***** RECORDS FOR THE EXERCISE *****
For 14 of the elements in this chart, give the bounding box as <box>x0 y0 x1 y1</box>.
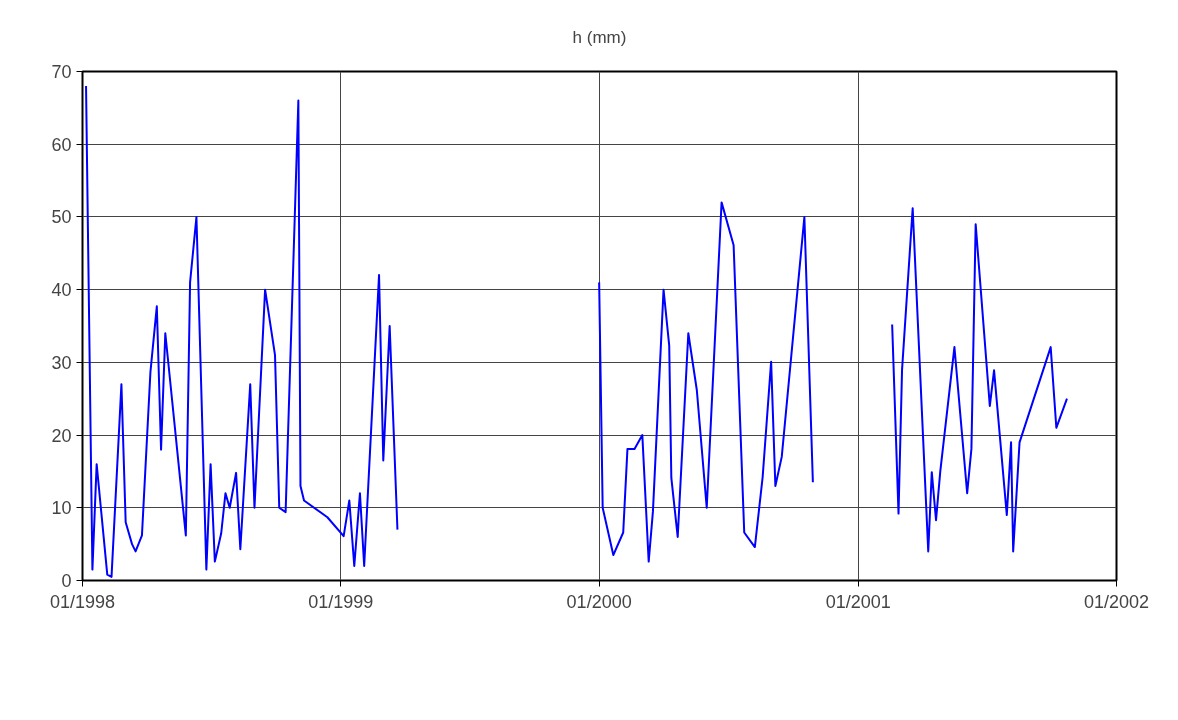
chart-title: h (mm) <box>572 27 627 47</box>
y-tick-label: 10 <box>51 498 72 519</box>
y-tick-label: 70 <box>51 62 72 82</box>
x-tick-label: 01/2001 <box>825 591 891 612</box>
y-tick-label: 30 <box>51 352 72 373</box>
y-tick-label: 50 <box>51 207 72 228</box>
x-tick-label: 01/1999 <box>308 591 374 612</box>
x-tick-label: 01/2002 <box>1083 591 1150 612</box>
y-tick-label: 20 <box>51 425 72 446</box>
x-tick-label: 01/1998 <box>49 591 116 612</box>
x-tick-label: 01/2000 <box>566 591 632 612</box>
y-tick-label: 60 <box>51 134 72 155</box>
y-tick-label: 40 <box>51 280 72 301</box>
y-tick-label: 0 <box>61 571 72 591</box>
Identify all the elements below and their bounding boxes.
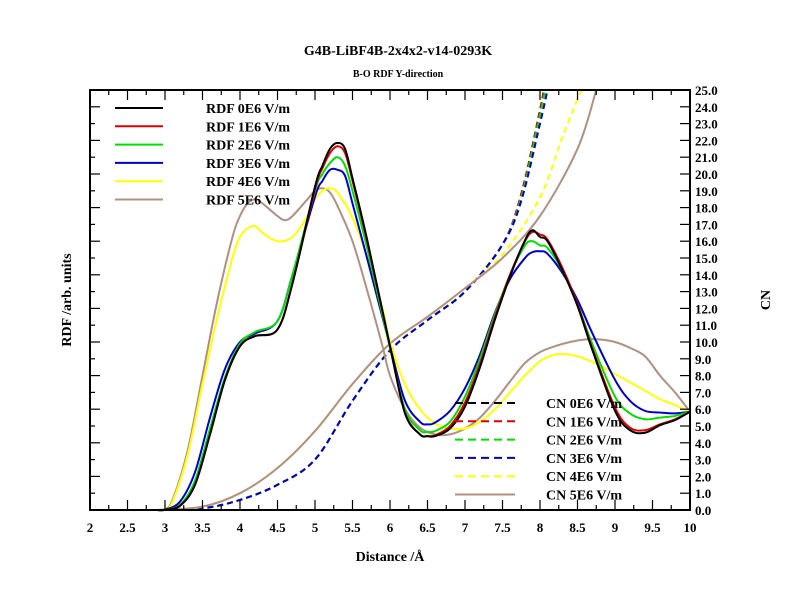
- y-right-tick-label: 19.0: [695, 184, 718, 199]
- x-tick-label: 3.5: [194, 520, 211, 535]
- y-right-tick-label: 21.0: [695, 150, 718, 165]
- x-tick-label: 6: [387, 520, 394, 535]
- legend-label-rdf-0e6-v-m: RDF 0E6 V/m: [206, 102, 290, 117]
- y-right-tick-label: 8.0: [695, 369, 711, 384]
- series-rdf-5e6-v-m: [157, 187, 691, 512]
- legend-label-cn-5e6-v-m: CN 5E6 V/m: [546, 489, 622, 504]
- y-right-tick-label: 16.0: [695, 234, 718, 249]
- y-right-tick-label: 3.0: [695, 453, 711, 468]
- x-tick-label: 2.5: [119, 520, 136, 535]
- legend-label-cn-0e6-v-m: CN 0E6 V/m: [546, 397, 622, 412]
- x-tick-label: 6.5: [419, 520, 436, 535]
- y-right-tick-label: 9.0: [695, 352, 711, 367]
- legend-label-rdf-4e6-v-m: RDF 4E6 V/m: [206, 175, 290, 190]
- x-tick-label: 3: [162, 520, 169, 535]
- x-tick-label: 2: [87, 520, 94, 535]
- chart-title: G4B-LiBF4B-2x4x2-v14-0293K: [304, 44, 492, 59]
- legend-label-rdf-3e6-v-m: RDF 3E6 V/m: [206, 157, 290, 172]
- y-right-tick-label: 1.0: [695, 486, 711, 501]
- y-right-tick-label: 7.0: [695, 385, 711, 400]
- legend-label-cn-1e6-v-m: CN 1E6 V/m: [546, 415, 622, 430]
- y-right-tick-label: 0.0: [695, 503, 711, 518]
- x-tick-label: 9: [612, 520, 619, 535]
- y-right-tick-label: 24.0: [695, 100, 718, 115]
- y-right-tick-label: 18.0: [695, 201, 718, 216]
- legend-label-rdf-2e6-v-m: RDF 2E6 V/m: [206, 139, 290, 154]
- chart-subtitle: B-O RDF Y-direction: [353, 69, 444, 80]
- y-axis-left-label: RDF /arb. units: [60, 253, 75, 347]
- x-tick-label: 8.5: [569, 520, 586, 535]
- y-right-tick-label: 12.0: [695, 301, 718, 316]
- legend-label-cn-3e6-v-m: CN 3E6 V/m: [546, 452, 622, 467]
- x-tick-label: 10: [684, 520, 697, 535]
- y-axis-right-label: CN: [759, 290, 774, 310]
- series-layer: [157, 89, 691, 512]
- y-right-tick-label: 13.0: [695, 285, 718, 300]
- y-right-tick-label: 10.0: [695, 335, 718, 350]
- y-right-tick-label: 4.0: [695, 436, 711, 451]
- y-right-tick-label: 25.0: [695, 83, 718, 98]
- legend-label-rdf-1e6-v-m: RDF 1E6 V/m: [206, 120, 290, 135]
- x-tick-label: 5.5: [344, 520, 361, 535]
- y-right-tick-label: 5.0: [695, 419, 711, 434]
- x-tick-label: 5: [312, 520, 319, 535]
- y-right-tick-label: 17.0: [695, 217, 718, 232]
- y-right-tick-label: 22.0: [695, 133, 718, 148]
- x-tick-label: 7.5: [494, 520, 511, 535]
- legend-label-cn-4e6-v-m: CN 4E6 V/m: [546, 470, 622, 485]
- y-right-tick-label: 2.0: [695, 469, 711, 484]
- legend-rdf: RDF 0E6 V/m RDF 1E6 V/m RDF 2E6 V/m RDF 3E6…: [115, 102, 290, 209]
- x-tick-label: 4.5: [269, 520, 286, 535]
- y-right-tick-label: 14.0: [695, 268, 718, 283]
- series-rdf-0e6-v-m: [157, 141, 691, 512]
- x-tick-label: 7: [462, 520, 469, 535]
- x-tick-label: 4: [237, 520, 244, 535]
- y-right-tick-label: 20.0: [695, 167, 718, 182]
- y-right-tick-label: 23.0: [695, 117, 718, 132]
- legend-cn: CN 0E6 V/m CN 1E6 V/m CN 2E6 V/m CN 3E6 V/m…: [455, 397, 622, 504]
- y-right-tick-label: 15.0: [695, 251, 718, 266]
- x-tick-label: 8: [537, 520, 544, 535]
- x-tick-label: 9.5: [644, 520, 661, 535]
- legend-label-rdf-5e6-v-m: RDF 5E6 V/m: [206, 194, 290, 209]
- y-right-tick-label: 11.0: [695, 318, 717, 333]
- tick-layer: 2 2.5 3 3.5 4 4.5 5 5.5 6 6.5 7 7.5 8 8.5 9 9.5 10 0.0 1.0…: [87, 83, 718, 535]
- legend-label-cn-2e6-v-m: CN 2E6 V/m: [546, 434, 622, 449]
- y-right-tick-label: 6.0: [695, 402, 711, 417]
- x-axis-label: Distance /Å: [356, 549, 426, 565]
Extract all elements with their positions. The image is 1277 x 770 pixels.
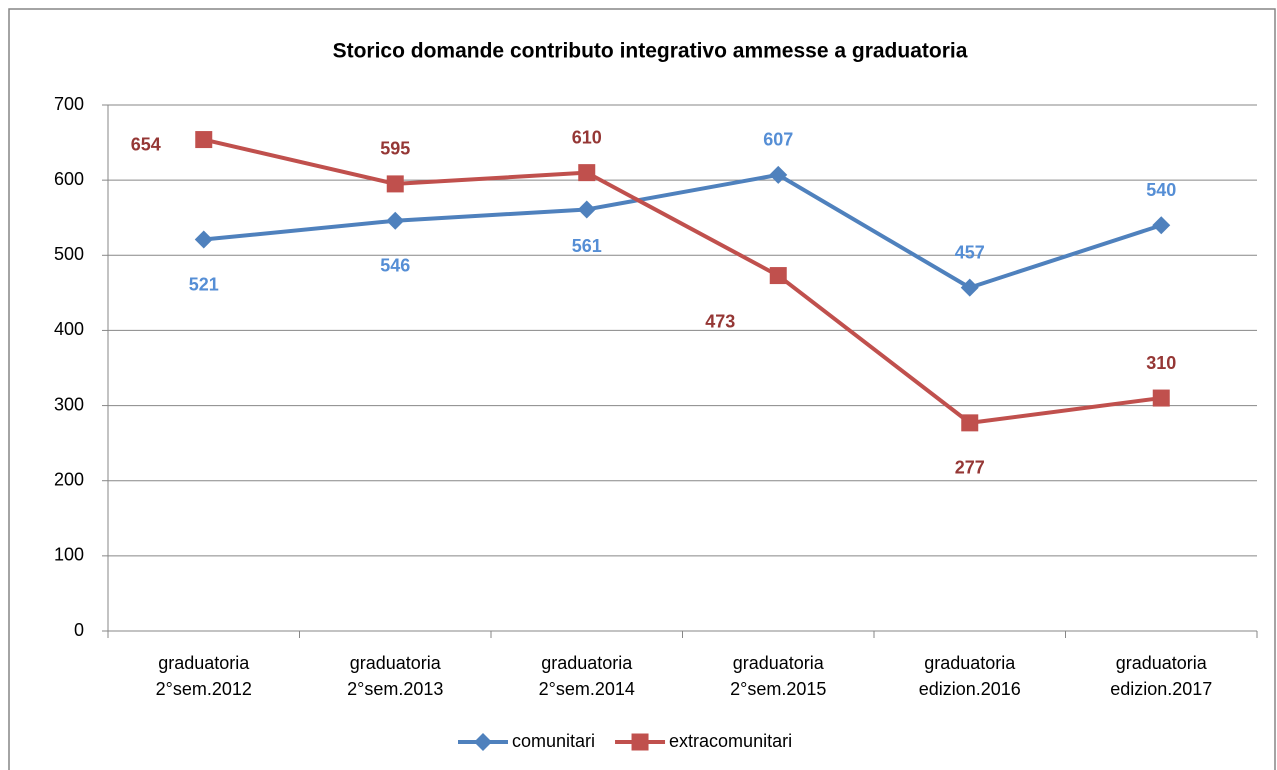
- y-tick-label: 400: [54, 319, 84, 339]
- y-tick-label: 200: [54, 469, 84, 489]
- x-tick-label: graduatoria 2°sem.2012: [156, 653, 252, 699]
- data-label: 595: [380, 139, 410, 159]
- y-tick-label: 300: [54, 394, 84, 414]
- data-label: 607: [763, 130, 793, 150]
- data-point: [577, 200, 596, 219]
- data-point: [578, 164, 596, 182]
- data-point: [386, 211, 405, 230]
- data-label: 540: [1146, 180, 1176, 200]
- data-label: 546: [380, 255, 410, 275]
- x-tick-label: graduatoria 2°sem.2014: [539, 653, 635, 699]
- data-label: 610: [572, 127, 602, 147]
- data-point: [769, 165, 788, 184]
- x-tick-label: graduatoria edizion.2017: [1110, 653, 1212, 699]
- y-tick-label: 500: [54, 244, 84, 264]
- y-tick-label: 700: [54, 94, 84, 114]
- x-tick-label: graduatoria edizion.2016: [919, 653, 1021, 699]
- data-label: 473: [705, 311, 735, 331]
- legend-marker: [631, 733, 649, 751]
- y-tick-label: 0: [74, 620, 84, 640]
- data-point: [1152, 389, 1170, 407]
- data-label: 310: [1146, 353, 1176, 373]
- chart-frame: [8, 8, 1276, 770]
- chart-title: Storico domande contributo integrativo a…: [333, 40, 968, 63]
- legend-marker: [474, 733, 492, 751]
- series-line: [203, 172, 1162, 290]
- data-point: [769, 267, 787, 285]
- data-point: [1152, 216, 1171, 235]
- data-point: [194, 230, 213, 249]
- legend-label: extracomunitari: [669, 731, 792, 751]
- data-label: 654: [131, 134, 161, 154]
- legend-label: comunitari: [512, 731, 595, 751]
- data-label: 561: [572, 236, 602, 256]
- y-tick-label: 600: [54, 169, 84, 189]
- data-label: 521: [189, 274, 219, 294]
- data-point: [960, 278, 979, 297]
- data-label: 457: [955, 242, 985, 262]
- series-line: [203, 137, 1162, 425]
- data-point: [961, 414, 979, 432]
- y-tick-label: 100: [54, 545, 84, 565]
- data-point: [195, 131, 213, 149]
- x-tick-label: graduatoria 2°sem.2015: [730, 653, 826, 699]
- data-label: 277: [955, 458, 985, 478]
- data-point: [386, 175, 404, 193]
- x-tick-label: graduatoria 2°sem.2013: [347, 653, 443, 699]
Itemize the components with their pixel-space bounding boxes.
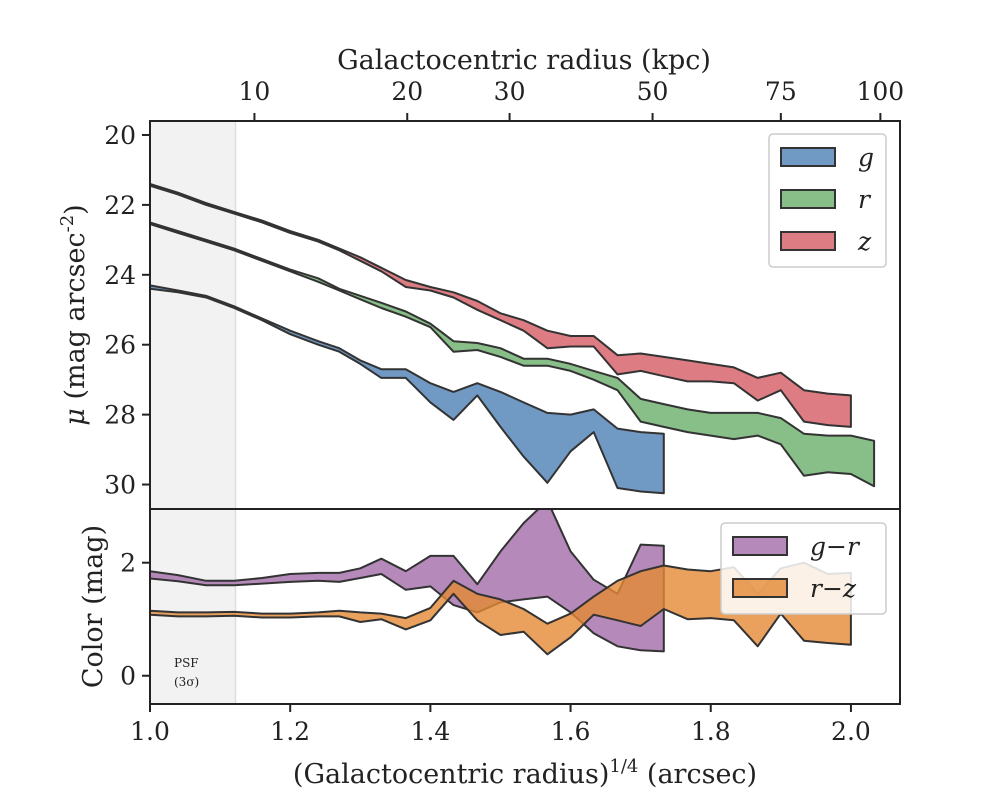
kpc-tick-label-1: 20 (391, 77, 423, 106)
kpc-tick-label-3: 50 (637, 77, 669, 106)
x-tick-label-2: 1.4 (410, 717, 450, 746)
mu-tick-label-4: 28 (104, 401, 136, 430)
mu-axis-label: μ (mag arcsec-2) (57, 204, 91, 425)
psf-label: PSF (174, 656, 199, 670)
kpc-tick-label-5: 100 (857, 77, 905, 106)
legend-label-z: z (857, 227, 872, 256)
legend-swatch-r-z (732, 578, 788, 598)
band-r (150, 221, 876, 488)
psf-sigma-label: (3σ) (174, 675, 199, 689)
mu-tick-label-2: 24 (104, 261, 136, 290)
kpc-axis-label: Galactocentric radius (kpc) (337, 45, 711, 76)
x-axis-label: (Galactocentric radius)1/4 (arcsec) (293, 756, 757, 790)
band-r-z-color (150, 561, 852, 656)
x-tick-label-3: 1.6 (551, 717, 591, 746)
x-tick-label-4: 1.8 (691, 717, 731, 746)
legend-label-g: g (858, 143, 874, 172)
color-tick-label-1: 2 (120, 549, 136, 578)
bottom-panel-frame (149, 508, 901, 705)
band-g (150, 284, 665, 495)
kpc-tick-label-0: 10 (239, 77, 271, 106)
legend-label-r: r (858, 185, 872, 214)
legend-swatch-g-r (732, 536, 788, 556)
color-tick-label-0: 0 (120, 662, 136, 691)
legend-swatch-z (780, 231, 836, 251)
legend-label-r-z: r−z (810, 574, 857, 603)
kpc-tick-label-4: 75 (765, 77, 797, 106)
x-tick-label-1: 1.2 (270, 717, 310, 746)
x-tick-label-5: 2.0 (831, 717, 871, 746)
band-z (150, 182, 852, 428)
legend-swatch-r (780, 189, 836, 209)
color-axis-label: Color (mag) (78, 525, 109, 688)
mu-tick-label-0: 20 (104, 121, 136, 150)
band-g-r-color (150, 509, 665, 653)
legend-label-g-r: g−r (810, 532, 861, 561)
mu-tick-label-5: 30 (104, 471, 136, 500)
psf-region-bottom (150, 509, 236, 704)
mu-tick-label-3: 26 (104, 331, 136, 360)
psf-region-top (150, 121, 236, 509)
legend-swatch-g (780, 147, 836, 167)
mu-tick-label-1: 22 (104, 191, 136, 220)
kpc-tick-label-2: 30 (494, 77, 526, 106)
x-tick-label-0: 1.0 (130, 717, 170, 746)
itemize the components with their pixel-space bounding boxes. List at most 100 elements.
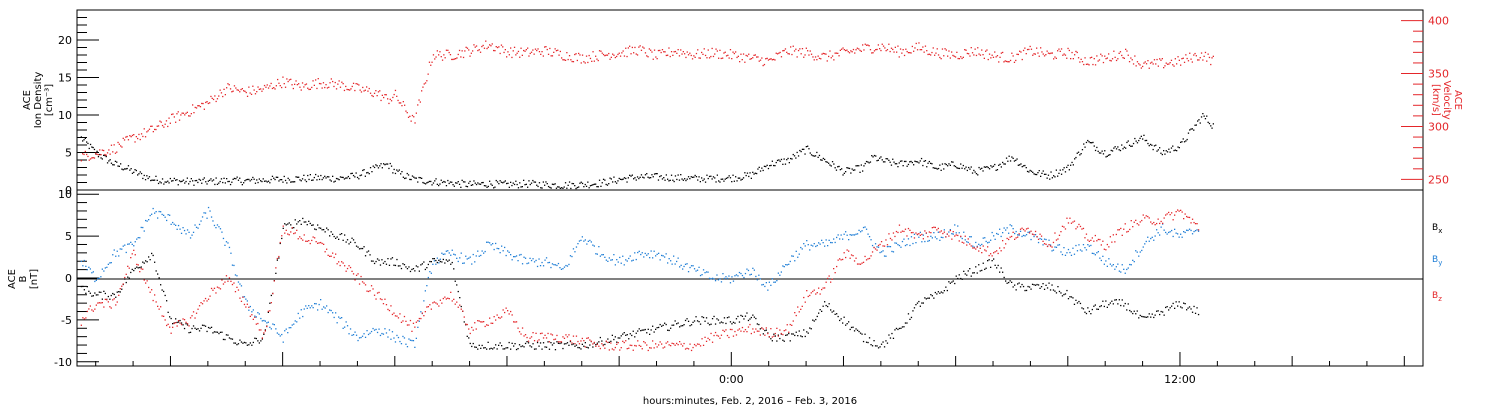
bx-point xyxy=(1039,287,1041,289)
velocity-point xyxy=(143,128,145,130)
density-point xyxy=(763,165,766,167)
bx-point xyxy=(397,265,400,267)
by-point xyxy=(475,255,477,257)
bx-point xyxy=(873,340,875,342)
velocity-point xyxy=(411,114,414,117)
bz-point xyxy=(743,330,745,333)
by-point xyxy=(839,238,841,240)
density-point xyxy=(1185,140,1187,142)
bx-point xyxy=(282,227,284,229)
by-point xyxy=(148,219,150,221)
bx-point xyxy=(934,291,936,294)
velocity-point xyxy=(249,92,251,94)
bx-point xyxy=(1067,298,1070,300)
bx-point xyxy=(454,280,456,282)
bz-point xyxy=(188,325,190,327)
velocity-point xyxy=(1204,51,1207,54)
bz-point xyxy=(608,349,610,351)
bz-point xyxy=(182,318,184,320)
bx-point xyxy=(734,322,736,324)
by-point xyxy=(381,332,383,335)
by-point xyxy=(1175,232,1177,234)
velocity-point xyxy=(1170,59,1173,61)
velocity-point xyxy=(479,51,482,53)
bz-point xyxy=(424,311,426,313)
bz-point xyxy=(234,291,237,293)
density-point xyxy=(369,167,372,169)
velocity-point xyxy=(339,86,342,88)
density-point xyxy=(862,170,864,172)
bz-point xyxy=(121,285,123,287)
bx-point xyxy=(333,235,335,238)
bz-point xyxy=(1015,237,1017,239)
velocity-point xyxy=(852,48,855,51)
by-point xyxy=(680,264,682,266)
velocity-point xyxy=(943,55,945,57)
bx-point xyxy=(1197,313,1200,316)
by-point xyxy=(833,238,835,240)
density-point xyxy=(937,167,940,170)
bx-point xyxy=(551,344,554,346)
density-point xyxy=(210,178,212,180)
by-point xyxy=(287,332,289,334)
bz-point xyxy=(1039,233,1041,235)
velocity-point xyxy=(616,55,618,58)
bz-point xyxy=(261,337,263,339)
by-point xyxy=(157,217,159,219)
bz-point xyxy=(335,253,337,255)
velocity-point xyxy=(108,149,110,151)
velocity-point xyxy=(138,133,140,136)
density-point xyxy=(444,181,446,183)
b-axis-title: ACE B [nT] xyxy=(7,269,40,289)
velocity-point xyxy=(121,146,123,148)
by-point xyxy=(1066,252,1068,254)
bx-point xyxy=(676,323,678,325)
velocity-point xyxy=(298,83,300,85)
bz-point xyxy=(299,236,301,238)
density-point xyxy=(1092,141,1094,144)
density-point xyxy=(394,172,397,175)
bx-point xyxy=(969,268,971,270)
bz-point xyxy=(1048,244,1050,246)
velocity-point xyxy=(122,137,124,139)
by-point xyxy=(1166,233,1168,235)
bz-point xyxy=(294,232,296,234)
velocity-point xyxy=(279,85,281,87)
density-point xyxy=(469,180,471,183)
density-point xyxy=(585,185,588,187)
bz-point xyxy=(776,327,778,329)
by-point xyxy=(1097,251,1099,253)
by-point xyxy=(373,329,376,331)
bz-point xyxy=(779,329,781,331)
density-point xyxy=(1132,142,1135,145)
density-point xyxy=(458,183,461,185)
bx-point xyxy=(192,325,195,327)
bz-point xyxy=(874,248,877,250)
density-point xyxy=(263,180,266,182)
density-point xyxy=(991,166,993,168)
velocity-point xyxy=(1004,60,1006,62)
density-point xyxy=(530,182,533,184)
density-point xyxy=(494,186,496,188)
density-point xyxy=(88,147,90,150)
density-point xyxy=(1016,158,1018,160)
bz-point xyxy=(761,327,763,329)
bz-point xyxy=(1193,221,1195,224)
density-point xyxy=(1030,170,1033,172)
density-point xyxy=(860,164,862,166)
bx-point xyxy=(889,337,892,339)
velocity-point xyxy=(371,94,373,97)
velocity-point xyxy=(1132,63,1135,65)
density-point xyxy=(640,174,643,176)
velocity-point xyxy=(159,120,161,122)
bx-point xyxy=(1090,313,1092,315)
velocity-point xyxy=(1191,61,1193,63)
density-point xyxy=(499,180,501,182)
velocity-point xyxy=(787,53,789,55)
bx-point xyxy=(369,254,371,256)
by-point xyxy=(592,244,594,246)
bz-point xyxy=(1115,233,1117,236)
bz-point xyxy=(1178,210,1180,212)
by-point xyxy=(88,266,90,268)
bx-point xyxy=(976,272,978,274)
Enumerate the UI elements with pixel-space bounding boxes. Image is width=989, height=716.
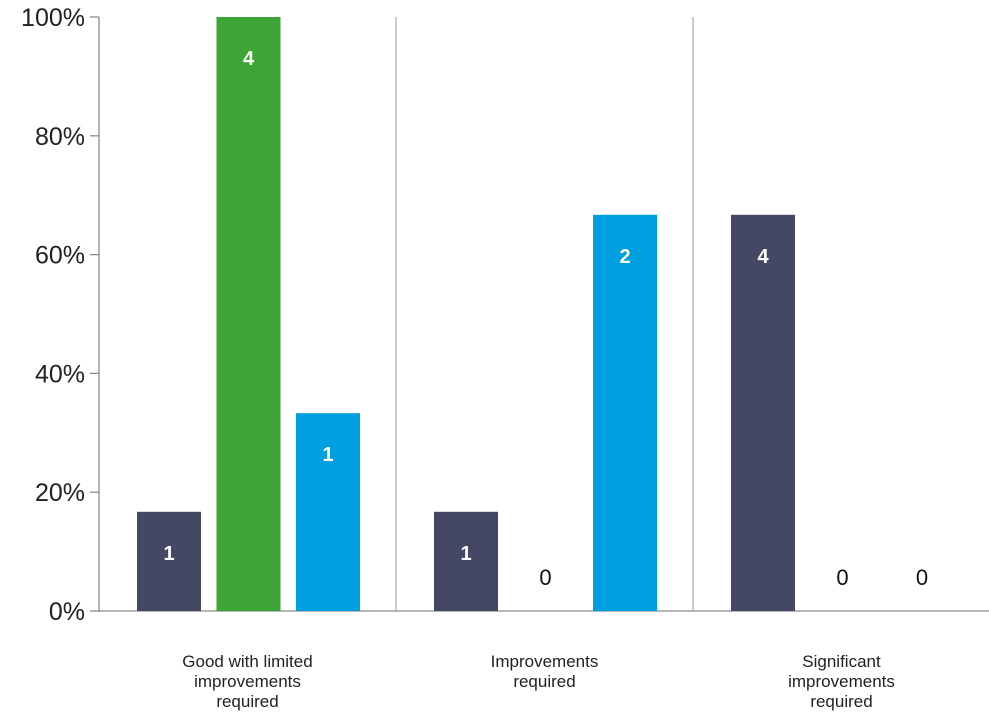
*****
WORK INSTRUCTIONS: Copy out the items word for word, starting at the first line and ending at the line that contains "Identify all the". Leave out the pictures.

EXERCISE RESPONSE:
For 14 of the elements in this chart, give the bounding box as <box>x0 y0 x1 y1</box>.
chart-title: h (mm) <box>572 27 627 47</box>
y-tick-label: 10 <box>51 498 72 519</box>
y-tick-label: 70 <box>51 62 72 82</box>
x-tick-label: 01/2001 <box>825 591 891 612</box>
y-tick-label: 30 <box>51 352 72 373</box>
y-tick-label: 50 <box>51 207 72 228</box>
x-tick-label: 01/1999 <box>308 591 374 612</box>
x-tick-label: 01/2002 <box>1083 591 1150 612</box>
y-tick-label: 20 <box>51 425 72 446</box>
x-tick-label: 01/1998 <box>49 591 116 612</box>
x-tick-label: 01/2000 <box>566 591 632 612</box>
y-tick-label: 60 <box>51 134 72 155</box>
y-tick-label: 40 <box>51 280 72 301</box>
y-tick-label: 0 <box>61 571 72 591</box>
Identify all the elements below and their bounding boxes.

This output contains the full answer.